Copy every line that contains the string "meet" from the entries below.

Start of Provided entries

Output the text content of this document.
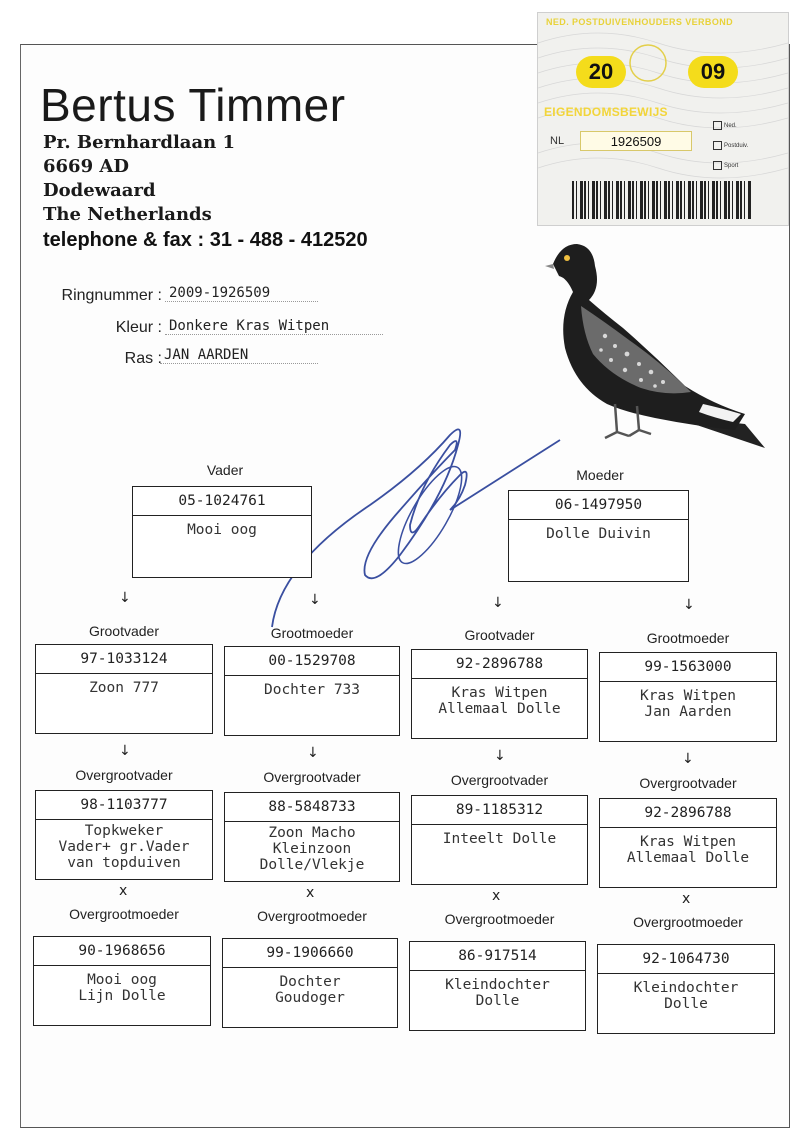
Bertus Timmer
Pr. Bernhardlaan 1
6669 AD
Dodewaard
The Netherlands
telephone & fax : 31 - 488 - 412520
Ringnummer : 2009-1926509
Kleur : Donkere Kras Witpen
Ras : JAN AARDEN
NED. POSTDUIVENHOUDERS VERBOND
20	09
EIGENDOMSBEWIJS
NL	1926509
Ned.
Postduiv.
Sport
Vader
05-1024761
Mooi oog
Moeder
06-1497950
Dolle Duivin
↓	↓	↓	↓
Grootvader	Grootmoeder	Grootvader	Grootmoeder
97-1033124
Zoon 777
00-1529708
Dochter 733
92-2896788
Kras Witpen
Allemaal Dolle
99-1563000
Kras Witpen
Jan Aarden
↓	↓	↓	↓
Overgrootvader	Overgrootvader	Overgrootvader	Overgrootvader
98-1103777
Topkweker
Vader+ gr.Vader
van topduiven
88-5848733
Zoon Macho
Kleinzoon
Dolle/Vlekje
89-1185312
Inteelt Dolle
92-2896788
Kras Witpen
Allemaal Dolle
x	x	x	x
Overgrootmoeder	Overgrootmoeder	Overgrootmoeder	Overgrootmoeder
90-1968656
Mooi oog
Lijn Dolle
99-1906660
Dochter
Goudoger
86-917514
Kleindochter
Dolle
92-1064730
Kleindochter
Dolle
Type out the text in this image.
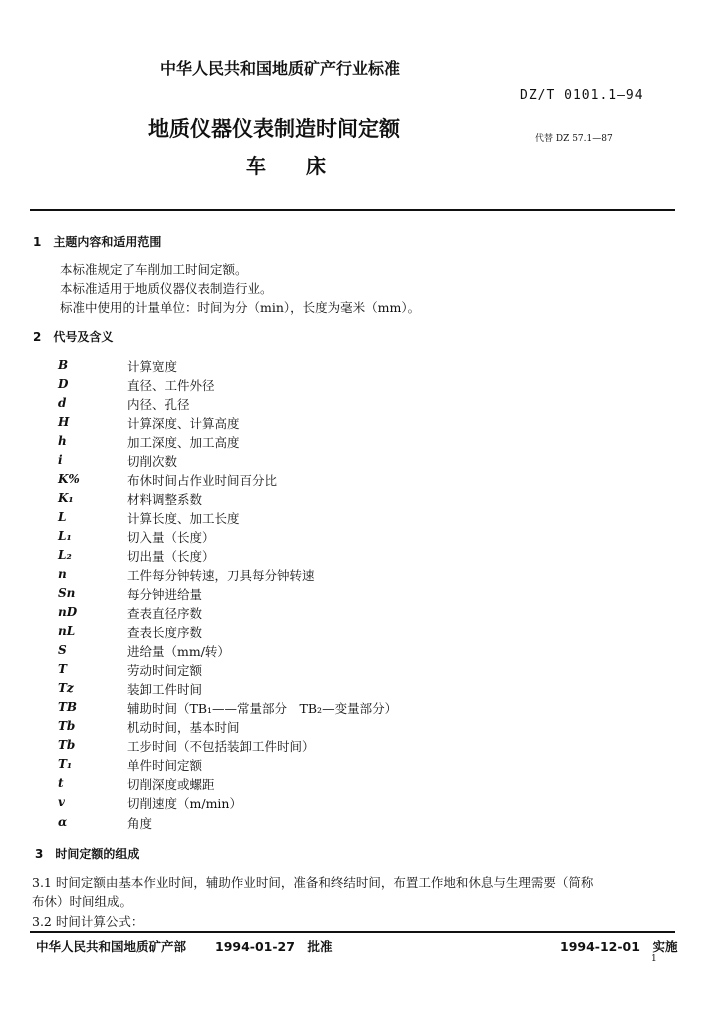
中华人民共和国地质矿产行业标准
DZ/T 0101.1—94
地质仪器仪表制造时间定额	代替 DZ 57.1—87
车　　床
1　主题内容和适用范围
本标准规定了车削加工时间定额。
本标准适用于地质仪器仪表制造行业。
标准中使用的计量单位：时间为分（min），长度为毫米（mm）。
2　代号及含义
B	计算宽度
D	直径、工件外径
d	内径、孔径
H	计算深度、计算高度
h	加工深度、加工高度
i	切削次数
K%	布休时间占作业时间百分比
K₁	材料调整系数
L	计算长度、加工长度
L₁	切入量（长度）
L₂	切出量（长度）
n	工件每分钟转速，刀具每分钟转速
Sn	每分钟进给量
nD	查表直径序数
nL	查表长度序数
S	进给量（mm/转）
T	劳动时间定额
Tz	装卸工件时间
TB	辅助时间（TB₁——常量部分　TB₂—变量部分）
Tb	机动时间，基本时间
Tb	工步时间（不包括装卸工件时间）
T₁	单件时间定额
t	切削深度或螺距
v	切削速度（m/min）
α	角度
3　时间定额的组成
3.1 时间定额由基本作业时间，辅助作业时间，准备和终结时间，布置工作地和休息与生理需要（简称
布休）时间组成。
3.2 时间计算公式：
中华人民共和国地质矿产部 1994-01-27　批准	1994-12-01　实施
1
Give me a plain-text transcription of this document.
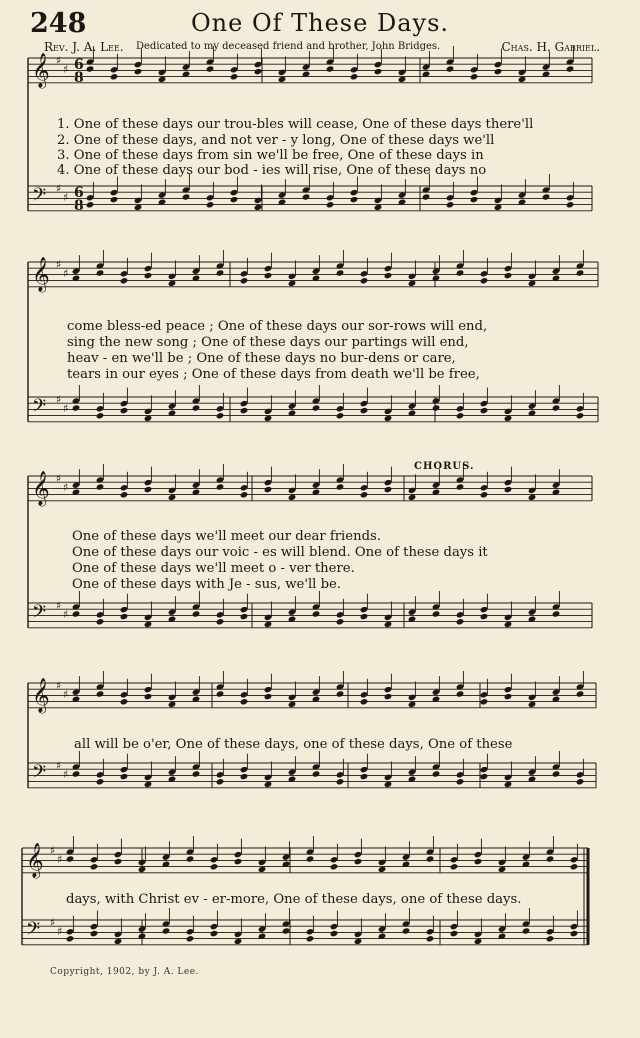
248	One Of These Days.
Rev. J. A. Lee. Dedicated to my deceased friend and brother, John Bridges.	Chas. H. Gabriel.
𝄞 ♯
♯
𝄢 ♯
♯
6
8
6
8
𝄞 ♯
♯
𝄢 ♯
♯
𝄞 ♯
♯
𝄢 ♯
♯
𝄞 ♯
♯
𝄢 ♯
♯
𝄞 ♯
♯
𝄢 ♯
♯
1. One of these days our trou-bles will cease, One of these days there'll
2. One of these days, and not ver - y long, One of these days we'll
3. One of these days from sin we'll be free, One of these days in
4. One of these days our bod - ies will rise, One of these days no
come bless-ed peace ; One of these days our sor-rows will end,
sing the new song ; One of these days our partings will end,
heav - en we'll be ; One of these days no bur-dens or care,
tears in our eyes ; One of these days from death we'll be free,
CHORUS.
One of these days we'll meet our dear friends.
One of these days our voic - es will blend. One of these days it
One of these days we'll meet o - ver there.
One of these days with Je - sus, we'll be.
all will be o'er, One of these days, one of these days, One of these
days, with Christ ev - er-more, One of these days, one of these days.
Copyright, 1902, by J. A. Lee.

End of Provided entries

Finished task:
One of these days we'll meet our dear friends.
One of these days we'll meet o - ver there.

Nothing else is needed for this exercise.